[The problem] Examine the material below. Gather every line in which the string "viel" appears.

[Task input]
# # # # # # #
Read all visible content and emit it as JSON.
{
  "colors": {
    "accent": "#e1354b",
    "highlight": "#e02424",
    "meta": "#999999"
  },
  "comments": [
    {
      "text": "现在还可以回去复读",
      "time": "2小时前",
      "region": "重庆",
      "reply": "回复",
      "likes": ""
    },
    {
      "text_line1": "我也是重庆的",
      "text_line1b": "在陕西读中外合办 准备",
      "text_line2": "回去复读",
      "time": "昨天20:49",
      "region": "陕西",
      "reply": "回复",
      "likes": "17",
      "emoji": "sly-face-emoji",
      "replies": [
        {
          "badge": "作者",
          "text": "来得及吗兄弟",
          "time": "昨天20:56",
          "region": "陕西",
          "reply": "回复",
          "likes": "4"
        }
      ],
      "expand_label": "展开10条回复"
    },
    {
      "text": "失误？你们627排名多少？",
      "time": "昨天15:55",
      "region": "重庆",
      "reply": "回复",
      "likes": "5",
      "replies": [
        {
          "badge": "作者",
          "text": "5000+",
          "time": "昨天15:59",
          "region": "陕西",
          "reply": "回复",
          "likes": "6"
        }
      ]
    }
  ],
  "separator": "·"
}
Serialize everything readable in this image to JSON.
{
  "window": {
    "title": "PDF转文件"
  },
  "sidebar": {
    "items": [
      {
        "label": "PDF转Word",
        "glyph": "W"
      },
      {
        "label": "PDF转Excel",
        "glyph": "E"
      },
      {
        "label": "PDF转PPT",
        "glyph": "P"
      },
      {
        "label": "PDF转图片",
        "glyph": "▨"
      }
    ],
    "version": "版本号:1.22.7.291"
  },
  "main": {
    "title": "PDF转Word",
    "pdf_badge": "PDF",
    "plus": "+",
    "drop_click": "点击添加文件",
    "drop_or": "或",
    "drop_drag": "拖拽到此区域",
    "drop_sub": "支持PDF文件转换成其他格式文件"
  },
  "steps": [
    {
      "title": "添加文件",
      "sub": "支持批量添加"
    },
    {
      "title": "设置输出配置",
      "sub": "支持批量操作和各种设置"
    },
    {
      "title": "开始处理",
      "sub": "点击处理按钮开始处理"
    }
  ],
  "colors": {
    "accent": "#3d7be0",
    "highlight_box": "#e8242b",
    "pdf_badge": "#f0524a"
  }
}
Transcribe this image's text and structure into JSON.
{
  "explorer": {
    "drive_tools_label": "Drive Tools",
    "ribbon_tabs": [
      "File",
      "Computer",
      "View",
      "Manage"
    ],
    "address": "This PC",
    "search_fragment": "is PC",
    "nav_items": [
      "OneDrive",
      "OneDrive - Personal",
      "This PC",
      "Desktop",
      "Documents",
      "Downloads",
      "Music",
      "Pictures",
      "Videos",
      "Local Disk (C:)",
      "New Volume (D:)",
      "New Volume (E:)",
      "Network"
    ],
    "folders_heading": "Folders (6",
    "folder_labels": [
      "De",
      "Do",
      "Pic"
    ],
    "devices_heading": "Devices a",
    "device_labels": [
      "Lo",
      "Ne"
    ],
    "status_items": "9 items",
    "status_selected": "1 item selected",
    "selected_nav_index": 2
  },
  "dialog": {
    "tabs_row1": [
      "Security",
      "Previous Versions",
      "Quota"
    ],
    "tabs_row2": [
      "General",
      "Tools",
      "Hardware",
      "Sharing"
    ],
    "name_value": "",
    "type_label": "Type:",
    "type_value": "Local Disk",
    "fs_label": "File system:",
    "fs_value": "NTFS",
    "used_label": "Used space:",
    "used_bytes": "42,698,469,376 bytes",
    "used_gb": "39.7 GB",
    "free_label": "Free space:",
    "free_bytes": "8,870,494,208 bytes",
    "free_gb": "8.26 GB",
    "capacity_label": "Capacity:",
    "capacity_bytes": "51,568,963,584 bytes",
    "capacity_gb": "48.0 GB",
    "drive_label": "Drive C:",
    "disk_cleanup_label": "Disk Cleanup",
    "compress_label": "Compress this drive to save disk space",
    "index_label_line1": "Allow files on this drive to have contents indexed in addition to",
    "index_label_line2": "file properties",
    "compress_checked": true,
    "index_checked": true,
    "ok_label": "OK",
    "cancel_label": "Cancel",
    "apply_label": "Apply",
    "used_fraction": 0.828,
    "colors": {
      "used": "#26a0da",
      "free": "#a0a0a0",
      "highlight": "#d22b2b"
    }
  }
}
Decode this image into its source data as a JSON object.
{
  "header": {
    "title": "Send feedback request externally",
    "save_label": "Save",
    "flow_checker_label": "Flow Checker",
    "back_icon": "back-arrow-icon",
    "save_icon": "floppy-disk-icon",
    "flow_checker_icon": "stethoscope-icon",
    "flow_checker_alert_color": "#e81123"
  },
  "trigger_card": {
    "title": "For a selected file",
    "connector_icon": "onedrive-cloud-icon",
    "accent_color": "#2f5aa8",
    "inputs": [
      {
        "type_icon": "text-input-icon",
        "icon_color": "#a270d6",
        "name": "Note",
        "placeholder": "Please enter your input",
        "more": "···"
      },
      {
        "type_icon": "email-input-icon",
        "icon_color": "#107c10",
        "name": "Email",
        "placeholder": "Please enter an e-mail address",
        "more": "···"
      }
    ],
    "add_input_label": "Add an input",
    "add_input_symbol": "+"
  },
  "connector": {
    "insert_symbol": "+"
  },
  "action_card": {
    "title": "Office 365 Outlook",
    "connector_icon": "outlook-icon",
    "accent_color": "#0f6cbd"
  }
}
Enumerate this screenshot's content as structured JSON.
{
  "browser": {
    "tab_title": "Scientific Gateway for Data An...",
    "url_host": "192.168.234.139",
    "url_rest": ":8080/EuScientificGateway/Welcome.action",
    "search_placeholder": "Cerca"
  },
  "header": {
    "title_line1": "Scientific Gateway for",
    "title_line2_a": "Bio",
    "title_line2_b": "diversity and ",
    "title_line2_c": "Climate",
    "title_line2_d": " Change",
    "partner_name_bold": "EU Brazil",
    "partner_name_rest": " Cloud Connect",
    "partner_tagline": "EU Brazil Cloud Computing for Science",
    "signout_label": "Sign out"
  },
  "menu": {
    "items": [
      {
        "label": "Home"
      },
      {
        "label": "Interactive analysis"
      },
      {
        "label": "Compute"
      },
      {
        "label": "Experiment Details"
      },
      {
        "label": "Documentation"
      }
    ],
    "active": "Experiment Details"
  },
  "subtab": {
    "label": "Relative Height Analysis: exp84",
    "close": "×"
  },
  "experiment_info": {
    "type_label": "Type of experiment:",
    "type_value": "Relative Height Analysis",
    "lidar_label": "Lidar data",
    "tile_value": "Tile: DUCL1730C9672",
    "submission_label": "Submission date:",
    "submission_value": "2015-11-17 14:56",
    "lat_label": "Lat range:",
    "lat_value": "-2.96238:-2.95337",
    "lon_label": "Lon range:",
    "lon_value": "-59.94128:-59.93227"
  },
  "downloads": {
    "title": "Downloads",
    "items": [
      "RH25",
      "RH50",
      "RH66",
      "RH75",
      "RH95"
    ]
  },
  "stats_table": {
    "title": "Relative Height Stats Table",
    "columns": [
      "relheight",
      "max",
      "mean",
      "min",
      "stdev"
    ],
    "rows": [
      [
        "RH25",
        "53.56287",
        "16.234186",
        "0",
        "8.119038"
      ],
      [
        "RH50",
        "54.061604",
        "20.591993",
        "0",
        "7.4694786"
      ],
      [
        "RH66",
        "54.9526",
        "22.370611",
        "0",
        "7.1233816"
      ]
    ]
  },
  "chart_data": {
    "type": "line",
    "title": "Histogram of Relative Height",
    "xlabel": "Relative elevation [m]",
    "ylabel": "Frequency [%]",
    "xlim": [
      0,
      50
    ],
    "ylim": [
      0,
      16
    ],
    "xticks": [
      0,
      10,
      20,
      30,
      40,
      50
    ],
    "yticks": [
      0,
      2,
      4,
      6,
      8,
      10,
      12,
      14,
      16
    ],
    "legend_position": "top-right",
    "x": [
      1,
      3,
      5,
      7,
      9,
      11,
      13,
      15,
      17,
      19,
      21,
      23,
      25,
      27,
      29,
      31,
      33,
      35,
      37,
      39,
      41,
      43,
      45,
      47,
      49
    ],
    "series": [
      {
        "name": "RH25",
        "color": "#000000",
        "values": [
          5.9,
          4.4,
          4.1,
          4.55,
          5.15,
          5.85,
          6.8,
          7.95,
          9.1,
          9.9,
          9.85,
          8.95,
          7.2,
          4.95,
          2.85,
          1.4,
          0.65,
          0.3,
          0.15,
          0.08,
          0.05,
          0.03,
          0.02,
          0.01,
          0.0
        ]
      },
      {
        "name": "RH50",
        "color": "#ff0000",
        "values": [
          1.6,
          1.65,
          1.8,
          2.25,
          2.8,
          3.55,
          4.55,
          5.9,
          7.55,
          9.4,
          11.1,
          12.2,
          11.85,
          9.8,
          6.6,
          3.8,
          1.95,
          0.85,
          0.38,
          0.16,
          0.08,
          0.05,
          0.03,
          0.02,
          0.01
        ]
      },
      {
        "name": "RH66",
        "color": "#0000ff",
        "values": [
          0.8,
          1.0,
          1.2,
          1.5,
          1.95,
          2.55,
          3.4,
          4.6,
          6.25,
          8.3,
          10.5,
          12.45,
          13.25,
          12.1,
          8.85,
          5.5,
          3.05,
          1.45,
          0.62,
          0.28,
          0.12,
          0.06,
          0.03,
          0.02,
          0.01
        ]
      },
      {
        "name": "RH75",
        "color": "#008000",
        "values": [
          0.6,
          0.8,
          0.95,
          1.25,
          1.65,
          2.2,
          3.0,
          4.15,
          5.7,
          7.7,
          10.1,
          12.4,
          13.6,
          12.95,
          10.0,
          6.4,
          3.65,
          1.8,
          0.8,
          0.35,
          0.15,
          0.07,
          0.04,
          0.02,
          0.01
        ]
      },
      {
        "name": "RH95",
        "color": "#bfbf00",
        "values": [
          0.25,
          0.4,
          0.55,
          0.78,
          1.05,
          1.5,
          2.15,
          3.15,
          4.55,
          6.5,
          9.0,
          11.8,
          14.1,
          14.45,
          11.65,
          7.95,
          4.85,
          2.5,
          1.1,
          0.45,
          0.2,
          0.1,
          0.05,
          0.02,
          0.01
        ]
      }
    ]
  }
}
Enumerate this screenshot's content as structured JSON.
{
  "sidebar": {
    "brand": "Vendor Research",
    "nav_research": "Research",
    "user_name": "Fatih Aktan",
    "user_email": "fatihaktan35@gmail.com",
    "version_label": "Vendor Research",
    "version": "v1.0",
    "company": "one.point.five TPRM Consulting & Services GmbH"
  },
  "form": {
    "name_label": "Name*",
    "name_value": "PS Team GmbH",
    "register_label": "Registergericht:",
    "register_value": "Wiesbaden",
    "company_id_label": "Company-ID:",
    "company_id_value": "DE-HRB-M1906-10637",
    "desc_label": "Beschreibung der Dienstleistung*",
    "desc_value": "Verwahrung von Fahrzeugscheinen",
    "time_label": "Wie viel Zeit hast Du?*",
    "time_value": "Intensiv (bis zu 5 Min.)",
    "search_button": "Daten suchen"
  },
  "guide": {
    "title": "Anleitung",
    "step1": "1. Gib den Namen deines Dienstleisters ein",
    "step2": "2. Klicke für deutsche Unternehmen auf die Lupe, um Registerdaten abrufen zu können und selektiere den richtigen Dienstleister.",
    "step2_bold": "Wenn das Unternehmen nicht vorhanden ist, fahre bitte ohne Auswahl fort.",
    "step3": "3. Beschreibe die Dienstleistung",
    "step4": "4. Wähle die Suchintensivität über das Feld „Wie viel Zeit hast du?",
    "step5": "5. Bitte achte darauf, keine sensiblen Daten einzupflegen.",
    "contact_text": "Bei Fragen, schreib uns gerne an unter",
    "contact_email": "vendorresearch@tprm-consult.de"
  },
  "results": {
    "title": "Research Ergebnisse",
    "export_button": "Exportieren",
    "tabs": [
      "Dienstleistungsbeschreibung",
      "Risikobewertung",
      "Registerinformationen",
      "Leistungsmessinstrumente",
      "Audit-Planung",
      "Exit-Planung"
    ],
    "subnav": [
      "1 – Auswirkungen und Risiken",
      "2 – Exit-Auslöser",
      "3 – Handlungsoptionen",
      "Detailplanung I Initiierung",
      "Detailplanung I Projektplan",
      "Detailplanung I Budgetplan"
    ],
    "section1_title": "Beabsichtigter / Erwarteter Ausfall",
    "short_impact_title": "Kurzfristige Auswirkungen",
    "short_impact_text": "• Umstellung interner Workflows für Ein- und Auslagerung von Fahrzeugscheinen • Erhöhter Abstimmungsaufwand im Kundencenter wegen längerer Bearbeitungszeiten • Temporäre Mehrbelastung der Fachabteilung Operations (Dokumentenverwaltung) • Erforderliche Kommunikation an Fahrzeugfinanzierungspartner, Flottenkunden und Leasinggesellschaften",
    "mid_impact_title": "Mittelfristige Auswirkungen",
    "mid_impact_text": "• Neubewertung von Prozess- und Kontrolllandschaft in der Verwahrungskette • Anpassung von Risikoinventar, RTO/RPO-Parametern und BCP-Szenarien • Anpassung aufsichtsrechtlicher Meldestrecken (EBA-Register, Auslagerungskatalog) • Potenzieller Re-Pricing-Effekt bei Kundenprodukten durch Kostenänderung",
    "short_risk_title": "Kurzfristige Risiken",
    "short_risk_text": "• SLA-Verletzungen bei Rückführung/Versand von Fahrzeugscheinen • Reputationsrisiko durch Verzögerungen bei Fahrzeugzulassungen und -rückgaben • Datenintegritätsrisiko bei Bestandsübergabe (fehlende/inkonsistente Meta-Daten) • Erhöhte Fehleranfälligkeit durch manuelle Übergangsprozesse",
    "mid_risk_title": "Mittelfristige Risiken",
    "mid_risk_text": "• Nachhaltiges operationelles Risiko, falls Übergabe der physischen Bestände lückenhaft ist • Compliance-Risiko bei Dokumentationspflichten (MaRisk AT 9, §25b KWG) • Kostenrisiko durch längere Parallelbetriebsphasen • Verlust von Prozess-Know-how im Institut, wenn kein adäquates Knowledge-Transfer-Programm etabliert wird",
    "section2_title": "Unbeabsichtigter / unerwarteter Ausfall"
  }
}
# # # # # # #
[The reply]
    "time_label": "Wie viel Zeit hast Du?*",
    "step4": "4. Wähle die Suchintensivität über das Feld „Wie viel Zeit hast du?",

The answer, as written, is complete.